### MATERIAL SUPPLIED
_____

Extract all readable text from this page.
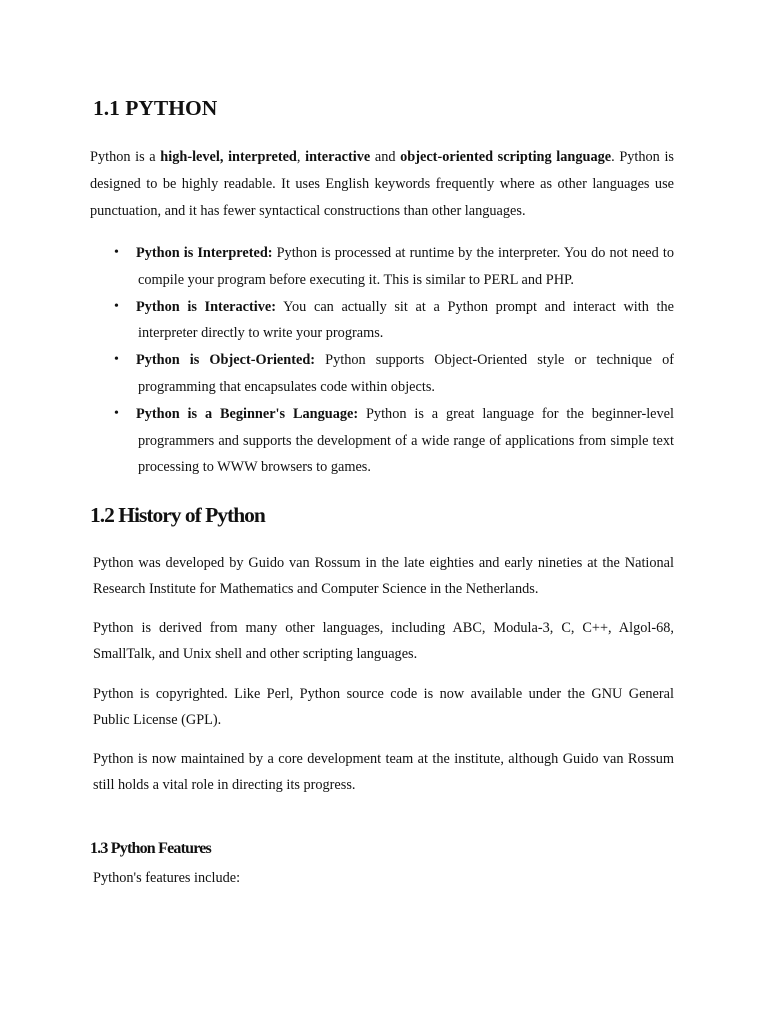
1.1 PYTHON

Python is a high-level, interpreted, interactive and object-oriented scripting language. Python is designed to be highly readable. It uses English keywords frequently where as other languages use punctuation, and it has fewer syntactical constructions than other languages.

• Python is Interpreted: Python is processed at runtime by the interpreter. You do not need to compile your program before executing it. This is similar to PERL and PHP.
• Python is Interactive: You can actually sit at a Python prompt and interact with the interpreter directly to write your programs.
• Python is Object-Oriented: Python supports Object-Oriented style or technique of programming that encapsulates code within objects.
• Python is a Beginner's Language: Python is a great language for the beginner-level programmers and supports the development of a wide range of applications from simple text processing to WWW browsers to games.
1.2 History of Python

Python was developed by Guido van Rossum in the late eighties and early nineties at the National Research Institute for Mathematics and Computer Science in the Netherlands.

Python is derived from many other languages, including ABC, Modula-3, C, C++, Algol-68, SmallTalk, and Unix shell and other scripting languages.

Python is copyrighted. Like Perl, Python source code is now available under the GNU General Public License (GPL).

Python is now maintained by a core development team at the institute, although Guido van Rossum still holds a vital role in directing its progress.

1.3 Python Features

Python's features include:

_____

### TASK
Images in the data above are to be skipped. Retype all other material exactly.

### FULL RESPONSE
Extract all readable text from this page.
1.1 PYTHON

Python is a high-level, interpreted, interactive and object-oriented scripting language. Python is designed to be highly readable. It uses English keywords frequently where as other languages use punctuation, and it has fewer syntactical constructions than other languages.

• Python is Interpreted: Python is processed at runtime by the interpreter. You do not need to compile your program before executing it. This is similar to PERL and PHP.
• Python is Interactive: You can actually sit at a Python prompt and interact with the interpreter directly to write your programs.
• Python is Object-Oriented: Python supports Object-Oriented style or technique of programming that encapsulates code within objects.
• Python is a Beginner's Language: Python is a great language for the beginner-level programmers and supports the development of a wide range of applications from simple text processing to WWW browsers to games.
1.2 History of Python

Python was developed by Guido van Rossum in the late eighties and early nineties at the National Research Institute for Mathematics and Computer Science in the Netherlands.

Python is derived from many other languages, including ABC, Modula-3, C, C++, Algol-68, SmallTalk, and Unix shell and other scripting languages.

Python is copyrighted. Like Perl, Python source code is now available under the GNU General Public License (GPL).

Python is now maintained by a core development team at the institute, although Guido van Rossum still holds a vital role in directing its progress.

1.3 Python Features

Python's features include:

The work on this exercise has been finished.